Exercise task: Count how many lines of the material contain the string "GWNetHeating", then give that number and nothing more.

[Figure record extracts]
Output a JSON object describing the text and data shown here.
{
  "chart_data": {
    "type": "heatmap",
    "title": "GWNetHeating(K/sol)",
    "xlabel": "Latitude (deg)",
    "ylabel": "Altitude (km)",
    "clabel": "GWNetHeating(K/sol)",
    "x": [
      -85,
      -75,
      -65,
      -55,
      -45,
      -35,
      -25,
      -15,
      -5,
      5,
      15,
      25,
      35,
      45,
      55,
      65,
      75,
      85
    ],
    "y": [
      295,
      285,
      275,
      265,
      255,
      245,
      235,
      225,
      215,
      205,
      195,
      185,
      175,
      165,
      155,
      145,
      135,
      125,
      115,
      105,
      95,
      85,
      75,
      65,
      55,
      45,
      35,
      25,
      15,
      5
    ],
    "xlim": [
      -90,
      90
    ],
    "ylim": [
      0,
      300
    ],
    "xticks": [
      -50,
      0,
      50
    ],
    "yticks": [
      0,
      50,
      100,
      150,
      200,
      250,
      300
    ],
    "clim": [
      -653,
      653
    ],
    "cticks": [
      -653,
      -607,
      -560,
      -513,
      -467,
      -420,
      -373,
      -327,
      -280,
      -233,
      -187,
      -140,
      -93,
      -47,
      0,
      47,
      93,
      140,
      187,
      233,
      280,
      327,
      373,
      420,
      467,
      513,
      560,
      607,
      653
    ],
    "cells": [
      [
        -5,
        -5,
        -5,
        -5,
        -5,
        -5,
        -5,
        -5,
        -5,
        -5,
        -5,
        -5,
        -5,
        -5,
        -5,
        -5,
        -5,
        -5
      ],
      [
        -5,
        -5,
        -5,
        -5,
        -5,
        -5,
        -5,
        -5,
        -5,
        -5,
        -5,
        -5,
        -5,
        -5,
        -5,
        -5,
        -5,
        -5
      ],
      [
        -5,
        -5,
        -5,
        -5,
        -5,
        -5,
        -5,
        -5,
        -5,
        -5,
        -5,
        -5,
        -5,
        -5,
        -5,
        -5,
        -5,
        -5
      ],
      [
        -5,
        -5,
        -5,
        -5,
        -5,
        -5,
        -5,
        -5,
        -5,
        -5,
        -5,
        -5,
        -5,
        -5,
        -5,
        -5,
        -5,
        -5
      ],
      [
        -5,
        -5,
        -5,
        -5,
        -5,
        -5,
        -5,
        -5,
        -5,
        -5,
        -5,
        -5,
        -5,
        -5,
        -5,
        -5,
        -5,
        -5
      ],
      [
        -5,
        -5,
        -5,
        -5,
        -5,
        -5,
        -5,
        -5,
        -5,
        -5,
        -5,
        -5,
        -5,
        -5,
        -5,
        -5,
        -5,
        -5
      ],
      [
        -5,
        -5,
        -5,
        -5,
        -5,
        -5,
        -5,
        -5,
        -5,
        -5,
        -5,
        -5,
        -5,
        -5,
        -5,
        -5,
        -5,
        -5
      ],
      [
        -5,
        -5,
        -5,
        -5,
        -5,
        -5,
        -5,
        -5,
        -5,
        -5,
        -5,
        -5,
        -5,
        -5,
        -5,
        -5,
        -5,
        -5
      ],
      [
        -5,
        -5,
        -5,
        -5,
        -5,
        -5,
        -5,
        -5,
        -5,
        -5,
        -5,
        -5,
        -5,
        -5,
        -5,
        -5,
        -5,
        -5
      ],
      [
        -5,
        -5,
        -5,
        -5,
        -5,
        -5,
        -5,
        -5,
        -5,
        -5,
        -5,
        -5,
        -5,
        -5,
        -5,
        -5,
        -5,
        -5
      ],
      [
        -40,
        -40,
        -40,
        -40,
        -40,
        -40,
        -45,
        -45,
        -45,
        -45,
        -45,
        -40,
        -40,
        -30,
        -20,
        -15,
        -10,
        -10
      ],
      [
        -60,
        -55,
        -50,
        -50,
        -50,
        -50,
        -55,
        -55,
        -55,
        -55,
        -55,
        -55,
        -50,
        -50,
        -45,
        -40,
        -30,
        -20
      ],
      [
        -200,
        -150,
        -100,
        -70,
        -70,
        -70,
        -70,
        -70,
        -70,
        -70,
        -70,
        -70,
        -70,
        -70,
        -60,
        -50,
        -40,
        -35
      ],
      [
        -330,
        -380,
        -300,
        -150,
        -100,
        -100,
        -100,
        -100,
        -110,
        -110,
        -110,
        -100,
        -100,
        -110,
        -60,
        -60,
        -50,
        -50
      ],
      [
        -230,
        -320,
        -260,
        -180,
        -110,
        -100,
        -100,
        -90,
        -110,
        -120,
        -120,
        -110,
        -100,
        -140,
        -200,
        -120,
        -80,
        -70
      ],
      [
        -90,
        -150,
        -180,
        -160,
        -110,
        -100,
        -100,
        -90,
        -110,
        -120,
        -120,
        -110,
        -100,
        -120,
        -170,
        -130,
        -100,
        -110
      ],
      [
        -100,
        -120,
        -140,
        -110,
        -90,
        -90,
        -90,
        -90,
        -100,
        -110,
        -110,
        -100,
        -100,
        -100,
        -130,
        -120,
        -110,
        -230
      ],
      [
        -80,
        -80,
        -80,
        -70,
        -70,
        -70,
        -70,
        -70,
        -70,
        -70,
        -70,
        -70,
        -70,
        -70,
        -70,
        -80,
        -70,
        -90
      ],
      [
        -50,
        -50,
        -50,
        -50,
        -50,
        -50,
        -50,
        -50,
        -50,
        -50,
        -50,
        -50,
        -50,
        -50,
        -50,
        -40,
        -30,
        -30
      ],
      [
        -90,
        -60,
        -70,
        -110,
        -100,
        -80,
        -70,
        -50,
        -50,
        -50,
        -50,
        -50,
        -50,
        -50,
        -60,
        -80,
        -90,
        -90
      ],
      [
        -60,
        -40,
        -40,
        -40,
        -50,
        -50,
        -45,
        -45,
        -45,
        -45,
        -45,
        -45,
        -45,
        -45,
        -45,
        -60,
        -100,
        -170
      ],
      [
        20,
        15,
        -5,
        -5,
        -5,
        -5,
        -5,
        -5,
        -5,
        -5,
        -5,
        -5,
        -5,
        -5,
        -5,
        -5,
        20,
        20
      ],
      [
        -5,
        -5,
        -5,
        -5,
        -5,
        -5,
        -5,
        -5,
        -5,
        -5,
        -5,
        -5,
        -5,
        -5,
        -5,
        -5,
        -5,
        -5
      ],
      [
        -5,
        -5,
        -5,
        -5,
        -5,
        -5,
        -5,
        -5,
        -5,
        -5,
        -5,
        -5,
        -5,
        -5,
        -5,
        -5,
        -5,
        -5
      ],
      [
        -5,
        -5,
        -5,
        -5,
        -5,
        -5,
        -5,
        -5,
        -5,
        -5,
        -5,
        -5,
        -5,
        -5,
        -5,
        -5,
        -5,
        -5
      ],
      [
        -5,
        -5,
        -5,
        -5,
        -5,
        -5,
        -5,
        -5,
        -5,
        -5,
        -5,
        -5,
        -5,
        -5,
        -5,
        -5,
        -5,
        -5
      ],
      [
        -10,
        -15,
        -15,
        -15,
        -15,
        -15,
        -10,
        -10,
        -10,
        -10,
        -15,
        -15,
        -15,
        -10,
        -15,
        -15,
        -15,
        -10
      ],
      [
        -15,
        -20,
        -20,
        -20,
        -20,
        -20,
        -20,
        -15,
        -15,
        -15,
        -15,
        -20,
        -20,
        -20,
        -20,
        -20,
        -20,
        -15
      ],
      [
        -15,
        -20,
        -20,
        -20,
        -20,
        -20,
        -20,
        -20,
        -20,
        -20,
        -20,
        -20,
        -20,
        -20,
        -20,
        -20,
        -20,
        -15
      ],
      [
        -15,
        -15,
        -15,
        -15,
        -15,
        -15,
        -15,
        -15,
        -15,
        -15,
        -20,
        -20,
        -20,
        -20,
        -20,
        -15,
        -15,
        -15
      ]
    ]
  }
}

Exercise answer: 2